**Aim of the task:**
Keep only the lines of the listing that include the word "vitesse", and copy them.

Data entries
════════════════════

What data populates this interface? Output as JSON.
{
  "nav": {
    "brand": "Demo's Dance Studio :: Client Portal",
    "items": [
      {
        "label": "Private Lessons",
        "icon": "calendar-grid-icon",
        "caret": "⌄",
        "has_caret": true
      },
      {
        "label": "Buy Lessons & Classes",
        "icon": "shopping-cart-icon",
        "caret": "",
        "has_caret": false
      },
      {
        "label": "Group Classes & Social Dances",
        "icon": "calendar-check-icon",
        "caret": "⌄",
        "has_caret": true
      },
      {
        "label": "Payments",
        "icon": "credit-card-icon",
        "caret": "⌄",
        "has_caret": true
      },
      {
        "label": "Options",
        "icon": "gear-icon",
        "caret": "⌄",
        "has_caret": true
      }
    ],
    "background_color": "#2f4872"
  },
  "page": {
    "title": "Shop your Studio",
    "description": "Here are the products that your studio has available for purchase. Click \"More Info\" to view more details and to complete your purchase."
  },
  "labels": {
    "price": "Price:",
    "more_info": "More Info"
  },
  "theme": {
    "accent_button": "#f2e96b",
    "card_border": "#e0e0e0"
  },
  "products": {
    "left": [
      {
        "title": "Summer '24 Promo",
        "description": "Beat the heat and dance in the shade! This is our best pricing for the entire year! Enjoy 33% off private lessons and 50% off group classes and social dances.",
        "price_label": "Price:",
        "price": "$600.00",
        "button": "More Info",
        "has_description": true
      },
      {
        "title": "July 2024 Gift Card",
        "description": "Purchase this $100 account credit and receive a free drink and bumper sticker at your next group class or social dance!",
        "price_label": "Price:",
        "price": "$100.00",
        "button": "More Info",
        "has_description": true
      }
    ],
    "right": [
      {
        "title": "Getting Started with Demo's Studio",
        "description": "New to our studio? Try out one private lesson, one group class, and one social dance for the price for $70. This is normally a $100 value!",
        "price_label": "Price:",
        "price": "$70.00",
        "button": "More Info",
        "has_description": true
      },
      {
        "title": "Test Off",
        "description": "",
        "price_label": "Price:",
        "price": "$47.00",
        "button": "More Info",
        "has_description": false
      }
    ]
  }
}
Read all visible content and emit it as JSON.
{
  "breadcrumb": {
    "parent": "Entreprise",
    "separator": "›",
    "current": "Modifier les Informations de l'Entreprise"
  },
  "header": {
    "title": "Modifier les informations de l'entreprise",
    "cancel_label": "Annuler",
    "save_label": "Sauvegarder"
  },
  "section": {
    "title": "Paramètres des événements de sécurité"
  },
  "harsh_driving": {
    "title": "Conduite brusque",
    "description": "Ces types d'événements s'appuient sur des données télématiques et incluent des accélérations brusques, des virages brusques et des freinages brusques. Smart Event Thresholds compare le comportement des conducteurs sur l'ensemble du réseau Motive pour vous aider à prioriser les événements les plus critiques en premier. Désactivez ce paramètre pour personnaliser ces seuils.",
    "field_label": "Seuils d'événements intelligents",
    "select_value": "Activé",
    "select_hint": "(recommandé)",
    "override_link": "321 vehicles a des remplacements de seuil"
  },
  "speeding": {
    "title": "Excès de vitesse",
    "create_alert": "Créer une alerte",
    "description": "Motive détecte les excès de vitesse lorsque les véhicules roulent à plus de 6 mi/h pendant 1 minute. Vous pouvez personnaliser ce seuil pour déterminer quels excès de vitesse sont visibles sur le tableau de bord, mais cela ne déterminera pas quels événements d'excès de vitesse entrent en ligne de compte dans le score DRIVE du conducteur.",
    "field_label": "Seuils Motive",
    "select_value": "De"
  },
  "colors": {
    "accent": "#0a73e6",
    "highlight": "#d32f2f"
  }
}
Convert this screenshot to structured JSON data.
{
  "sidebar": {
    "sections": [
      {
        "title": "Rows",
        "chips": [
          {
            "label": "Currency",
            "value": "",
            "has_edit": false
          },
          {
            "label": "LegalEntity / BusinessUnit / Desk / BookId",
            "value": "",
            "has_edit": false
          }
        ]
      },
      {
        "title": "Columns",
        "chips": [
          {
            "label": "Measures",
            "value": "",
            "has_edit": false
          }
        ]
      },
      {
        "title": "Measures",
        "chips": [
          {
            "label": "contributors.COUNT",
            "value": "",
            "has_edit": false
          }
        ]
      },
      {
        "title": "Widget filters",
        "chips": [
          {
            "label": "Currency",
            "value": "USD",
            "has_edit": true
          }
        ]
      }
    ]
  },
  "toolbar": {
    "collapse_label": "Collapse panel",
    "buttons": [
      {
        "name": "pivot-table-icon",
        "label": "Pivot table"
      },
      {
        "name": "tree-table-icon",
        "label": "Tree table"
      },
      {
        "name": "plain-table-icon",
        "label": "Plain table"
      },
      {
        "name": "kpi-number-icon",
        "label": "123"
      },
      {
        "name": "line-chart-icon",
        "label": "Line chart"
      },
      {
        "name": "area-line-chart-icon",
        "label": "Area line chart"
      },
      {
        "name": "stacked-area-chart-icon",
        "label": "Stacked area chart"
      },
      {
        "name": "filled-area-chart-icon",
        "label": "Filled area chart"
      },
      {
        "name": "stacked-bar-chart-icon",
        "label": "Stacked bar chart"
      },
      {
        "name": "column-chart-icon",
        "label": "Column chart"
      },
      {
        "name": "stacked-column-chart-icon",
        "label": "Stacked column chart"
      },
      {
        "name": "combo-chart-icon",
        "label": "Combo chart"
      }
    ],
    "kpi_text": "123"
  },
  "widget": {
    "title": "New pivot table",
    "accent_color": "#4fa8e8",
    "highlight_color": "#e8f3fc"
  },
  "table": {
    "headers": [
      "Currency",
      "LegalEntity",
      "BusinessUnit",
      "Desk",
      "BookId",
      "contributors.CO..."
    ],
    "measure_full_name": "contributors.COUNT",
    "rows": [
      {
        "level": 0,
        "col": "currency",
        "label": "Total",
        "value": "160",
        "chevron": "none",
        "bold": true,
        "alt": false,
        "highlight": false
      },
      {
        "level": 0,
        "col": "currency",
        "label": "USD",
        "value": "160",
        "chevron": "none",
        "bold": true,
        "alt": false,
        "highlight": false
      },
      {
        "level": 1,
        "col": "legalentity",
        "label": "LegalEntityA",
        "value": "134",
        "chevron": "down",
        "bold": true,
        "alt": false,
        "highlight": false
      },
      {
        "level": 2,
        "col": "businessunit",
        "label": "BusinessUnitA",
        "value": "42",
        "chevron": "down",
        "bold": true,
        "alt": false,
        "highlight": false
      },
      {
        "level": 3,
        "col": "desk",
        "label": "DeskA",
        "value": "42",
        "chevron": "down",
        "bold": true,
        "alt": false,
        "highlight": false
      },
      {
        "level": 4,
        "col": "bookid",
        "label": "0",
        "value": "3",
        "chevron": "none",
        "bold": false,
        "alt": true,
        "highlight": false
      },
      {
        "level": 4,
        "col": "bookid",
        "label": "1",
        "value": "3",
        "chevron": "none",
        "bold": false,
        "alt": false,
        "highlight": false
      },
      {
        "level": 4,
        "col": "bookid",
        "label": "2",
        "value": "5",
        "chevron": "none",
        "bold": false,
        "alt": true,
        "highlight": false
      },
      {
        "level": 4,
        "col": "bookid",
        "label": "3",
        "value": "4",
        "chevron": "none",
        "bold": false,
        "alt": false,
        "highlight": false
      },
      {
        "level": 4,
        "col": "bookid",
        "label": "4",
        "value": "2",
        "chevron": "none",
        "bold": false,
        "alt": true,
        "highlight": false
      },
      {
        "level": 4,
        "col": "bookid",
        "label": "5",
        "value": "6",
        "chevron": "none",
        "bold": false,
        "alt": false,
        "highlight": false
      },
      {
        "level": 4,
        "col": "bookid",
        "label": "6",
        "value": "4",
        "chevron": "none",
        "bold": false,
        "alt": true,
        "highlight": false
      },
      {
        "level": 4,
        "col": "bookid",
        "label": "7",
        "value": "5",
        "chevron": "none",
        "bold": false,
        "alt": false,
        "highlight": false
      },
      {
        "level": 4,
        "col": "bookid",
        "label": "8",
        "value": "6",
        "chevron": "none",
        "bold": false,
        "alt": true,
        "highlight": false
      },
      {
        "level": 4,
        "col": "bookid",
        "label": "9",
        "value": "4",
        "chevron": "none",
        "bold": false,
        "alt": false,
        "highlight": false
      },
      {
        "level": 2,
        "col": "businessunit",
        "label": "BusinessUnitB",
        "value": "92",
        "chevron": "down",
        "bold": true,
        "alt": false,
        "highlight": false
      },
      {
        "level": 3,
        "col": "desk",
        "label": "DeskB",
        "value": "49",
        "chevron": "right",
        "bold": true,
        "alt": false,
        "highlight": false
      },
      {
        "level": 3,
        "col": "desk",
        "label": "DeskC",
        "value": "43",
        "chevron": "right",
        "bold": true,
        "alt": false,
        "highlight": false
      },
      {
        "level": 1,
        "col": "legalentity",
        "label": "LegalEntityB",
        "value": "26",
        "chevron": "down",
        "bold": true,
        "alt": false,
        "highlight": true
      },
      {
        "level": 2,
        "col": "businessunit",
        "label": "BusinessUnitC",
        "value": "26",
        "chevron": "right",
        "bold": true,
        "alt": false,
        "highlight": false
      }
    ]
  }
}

════════════════════

**The output:**
    "title": "Excès de vitesse",
    "description": "Motive détecte les excès de vitesse lorsque les véhicules roulent à plus de 6 mi/h pendant 1 minute. Vous pouvez personnaliser ce seuil pour déterminer quels excès de vitesse sont visibles sur le tableau de bord, mais cela ne déterminera pas quels événements d'excès de vitesse entrent en ligne de compte dans le score DRIVE du conducteur.",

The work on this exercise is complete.